* GIVEN PROBLEM *
Could you print all the entries exactly?

(Stored records)
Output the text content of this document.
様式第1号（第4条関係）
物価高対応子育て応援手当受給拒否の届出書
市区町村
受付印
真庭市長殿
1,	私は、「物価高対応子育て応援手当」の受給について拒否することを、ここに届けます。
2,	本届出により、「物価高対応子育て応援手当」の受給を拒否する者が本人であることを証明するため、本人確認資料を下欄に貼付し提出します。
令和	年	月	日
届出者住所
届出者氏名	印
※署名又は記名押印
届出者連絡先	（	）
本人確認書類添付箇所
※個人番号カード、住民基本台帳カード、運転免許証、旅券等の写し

* RESULT OF THIS EXERCISE *
Output the text content of this document.
様式第1号（第4条関係）
物価高対応子育て応援手当受給拒否の届出書
市区町村
受付印
真庭市長殿
1,	私は、「物価高対応子育て応援手当」の受給について拒否することを、ここに届けます。
2,	本届出により、「物価高対応子育て応援手当」の受給を拒否する者が本人であることを証明するため、本人確認資料を下欄に貼付し提出します。
令和	年	月	日
届出者住所
届出者氏名	印
※署名又は記名押印
届出者連絡先	（	）
本人確認書類添付箇所
※個人番号カード、住民基本台帳カード、運転免許証、旅券等の写し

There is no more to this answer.